# Start of Information shown
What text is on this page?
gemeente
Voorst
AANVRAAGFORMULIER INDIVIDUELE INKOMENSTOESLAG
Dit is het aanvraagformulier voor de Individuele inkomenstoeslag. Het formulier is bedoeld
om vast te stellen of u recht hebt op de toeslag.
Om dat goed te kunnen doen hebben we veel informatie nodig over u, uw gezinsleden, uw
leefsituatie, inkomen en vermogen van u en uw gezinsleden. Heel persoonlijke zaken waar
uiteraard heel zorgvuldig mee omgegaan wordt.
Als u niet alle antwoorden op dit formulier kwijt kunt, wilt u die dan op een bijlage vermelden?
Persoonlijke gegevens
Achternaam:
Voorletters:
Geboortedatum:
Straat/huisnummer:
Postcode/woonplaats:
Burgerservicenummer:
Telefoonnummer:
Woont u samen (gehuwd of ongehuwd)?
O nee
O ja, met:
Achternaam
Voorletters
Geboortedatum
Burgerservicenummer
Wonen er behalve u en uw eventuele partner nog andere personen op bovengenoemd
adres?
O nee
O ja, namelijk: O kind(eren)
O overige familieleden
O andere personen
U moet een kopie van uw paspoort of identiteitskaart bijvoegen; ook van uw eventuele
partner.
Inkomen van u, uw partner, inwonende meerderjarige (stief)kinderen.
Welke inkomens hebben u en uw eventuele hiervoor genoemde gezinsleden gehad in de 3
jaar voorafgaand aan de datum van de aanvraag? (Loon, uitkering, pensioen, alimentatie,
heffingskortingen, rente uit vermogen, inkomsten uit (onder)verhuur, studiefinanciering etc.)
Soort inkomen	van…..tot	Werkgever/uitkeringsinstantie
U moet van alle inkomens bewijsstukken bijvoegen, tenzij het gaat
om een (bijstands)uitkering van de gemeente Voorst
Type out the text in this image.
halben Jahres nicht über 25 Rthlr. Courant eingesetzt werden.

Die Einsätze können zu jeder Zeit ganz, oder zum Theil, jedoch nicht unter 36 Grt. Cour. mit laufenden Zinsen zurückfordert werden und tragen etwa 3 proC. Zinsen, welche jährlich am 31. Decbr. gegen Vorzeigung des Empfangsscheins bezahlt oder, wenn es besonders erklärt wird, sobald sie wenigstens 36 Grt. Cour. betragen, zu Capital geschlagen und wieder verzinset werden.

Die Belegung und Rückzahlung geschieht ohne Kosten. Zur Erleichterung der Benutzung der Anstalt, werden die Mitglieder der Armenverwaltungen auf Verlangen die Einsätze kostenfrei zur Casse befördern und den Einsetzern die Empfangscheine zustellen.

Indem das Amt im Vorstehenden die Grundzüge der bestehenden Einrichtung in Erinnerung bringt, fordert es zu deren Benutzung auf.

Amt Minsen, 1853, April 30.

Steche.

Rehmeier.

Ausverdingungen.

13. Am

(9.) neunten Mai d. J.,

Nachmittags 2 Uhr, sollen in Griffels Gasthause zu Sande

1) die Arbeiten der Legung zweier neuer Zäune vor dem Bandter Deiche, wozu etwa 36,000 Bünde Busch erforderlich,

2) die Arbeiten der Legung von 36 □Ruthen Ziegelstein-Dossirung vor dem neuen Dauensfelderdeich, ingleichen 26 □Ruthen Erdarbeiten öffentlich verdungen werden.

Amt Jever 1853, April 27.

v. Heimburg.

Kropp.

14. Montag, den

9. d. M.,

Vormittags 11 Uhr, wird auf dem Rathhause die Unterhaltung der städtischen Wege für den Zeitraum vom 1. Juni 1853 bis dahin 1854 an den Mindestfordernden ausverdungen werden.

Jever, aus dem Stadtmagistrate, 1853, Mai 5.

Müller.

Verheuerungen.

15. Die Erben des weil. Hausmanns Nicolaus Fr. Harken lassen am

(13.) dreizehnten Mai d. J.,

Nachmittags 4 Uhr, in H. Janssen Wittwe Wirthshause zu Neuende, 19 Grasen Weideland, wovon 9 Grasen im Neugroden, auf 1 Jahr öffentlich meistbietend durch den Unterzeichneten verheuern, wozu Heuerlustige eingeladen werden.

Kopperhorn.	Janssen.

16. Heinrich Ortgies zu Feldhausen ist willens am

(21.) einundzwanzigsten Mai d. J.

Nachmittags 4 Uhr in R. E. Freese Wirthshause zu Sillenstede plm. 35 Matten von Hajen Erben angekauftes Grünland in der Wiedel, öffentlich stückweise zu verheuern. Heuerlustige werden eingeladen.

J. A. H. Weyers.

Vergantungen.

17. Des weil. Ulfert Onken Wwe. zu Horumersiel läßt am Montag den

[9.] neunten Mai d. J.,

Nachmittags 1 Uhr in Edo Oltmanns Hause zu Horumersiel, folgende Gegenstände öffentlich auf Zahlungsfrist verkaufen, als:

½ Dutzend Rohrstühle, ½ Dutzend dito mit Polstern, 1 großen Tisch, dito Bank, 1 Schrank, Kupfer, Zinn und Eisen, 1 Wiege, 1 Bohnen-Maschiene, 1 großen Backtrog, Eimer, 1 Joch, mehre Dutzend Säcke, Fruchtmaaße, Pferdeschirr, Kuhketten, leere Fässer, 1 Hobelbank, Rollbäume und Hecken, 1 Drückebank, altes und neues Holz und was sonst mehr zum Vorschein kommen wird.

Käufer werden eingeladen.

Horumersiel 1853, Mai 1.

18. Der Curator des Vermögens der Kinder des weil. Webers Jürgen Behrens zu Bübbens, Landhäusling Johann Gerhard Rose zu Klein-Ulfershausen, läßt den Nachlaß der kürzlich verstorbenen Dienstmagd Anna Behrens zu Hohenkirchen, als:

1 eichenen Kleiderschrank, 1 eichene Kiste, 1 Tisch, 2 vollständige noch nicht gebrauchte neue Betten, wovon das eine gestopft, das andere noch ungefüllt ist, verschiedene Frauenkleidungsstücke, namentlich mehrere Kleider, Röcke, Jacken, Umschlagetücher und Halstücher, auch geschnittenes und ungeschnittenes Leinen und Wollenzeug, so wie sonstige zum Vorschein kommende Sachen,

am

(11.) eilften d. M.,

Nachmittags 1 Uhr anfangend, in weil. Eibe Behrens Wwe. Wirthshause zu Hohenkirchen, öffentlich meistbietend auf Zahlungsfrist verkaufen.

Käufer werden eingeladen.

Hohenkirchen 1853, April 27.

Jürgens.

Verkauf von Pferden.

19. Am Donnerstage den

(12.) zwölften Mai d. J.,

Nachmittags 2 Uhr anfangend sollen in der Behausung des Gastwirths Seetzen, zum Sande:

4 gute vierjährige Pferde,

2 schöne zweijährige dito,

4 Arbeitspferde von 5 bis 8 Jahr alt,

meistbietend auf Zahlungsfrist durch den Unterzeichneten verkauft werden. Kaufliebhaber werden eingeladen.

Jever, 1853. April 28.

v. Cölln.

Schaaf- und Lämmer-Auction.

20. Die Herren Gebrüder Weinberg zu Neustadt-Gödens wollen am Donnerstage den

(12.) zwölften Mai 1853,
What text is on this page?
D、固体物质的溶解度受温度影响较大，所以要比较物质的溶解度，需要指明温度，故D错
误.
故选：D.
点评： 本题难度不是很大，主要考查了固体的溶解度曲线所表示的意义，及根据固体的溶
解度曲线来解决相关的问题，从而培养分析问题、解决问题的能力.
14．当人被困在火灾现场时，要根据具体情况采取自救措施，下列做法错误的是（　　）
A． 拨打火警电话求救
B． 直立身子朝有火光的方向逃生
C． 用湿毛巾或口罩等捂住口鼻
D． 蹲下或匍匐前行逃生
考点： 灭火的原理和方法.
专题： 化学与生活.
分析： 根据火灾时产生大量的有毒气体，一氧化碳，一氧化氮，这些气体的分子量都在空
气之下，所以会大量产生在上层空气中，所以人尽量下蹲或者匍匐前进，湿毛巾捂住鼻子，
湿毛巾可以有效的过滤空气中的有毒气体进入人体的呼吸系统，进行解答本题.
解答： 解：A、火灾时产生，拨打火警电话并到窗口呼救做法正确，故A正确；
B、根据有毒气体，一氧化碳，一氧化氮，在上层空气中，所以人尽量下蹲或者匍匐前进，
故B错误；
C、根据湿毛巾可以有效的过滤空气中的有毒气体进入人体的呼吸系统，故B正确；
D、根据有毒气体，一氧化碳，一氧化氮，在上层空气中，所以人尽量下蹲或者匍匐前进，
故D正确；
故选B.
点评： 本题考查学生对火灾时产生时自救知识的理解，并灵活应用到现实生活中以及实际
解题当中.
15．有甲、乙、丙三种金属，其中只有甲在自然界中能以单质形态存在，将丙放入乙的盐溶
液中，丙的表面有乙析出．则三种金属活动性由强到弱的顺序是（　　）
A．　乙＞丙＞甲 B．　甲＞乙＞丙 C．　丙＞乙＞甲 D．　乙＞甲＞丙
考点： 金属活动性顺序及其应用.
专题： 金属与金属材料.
# End of Information shown
Written exercise:
Filter the listing above by the word "läßt"; copy each line that passes.

Result of the exercise:
17. Des weil. Ulfert Onken Wwe. zu Horumersiel läßt am Montag den
18. Der Curator des Vermögens der Kinder des weil. Webers Jürgen Behrens zu Bübbens, Landhäusling Johann Gerhard Rose zu Klein-Ulfershausen, läßt den Nachlaß der kürzlich verstorbenen Dienstmagd Anna Behrens zu Hohenkirchen, als:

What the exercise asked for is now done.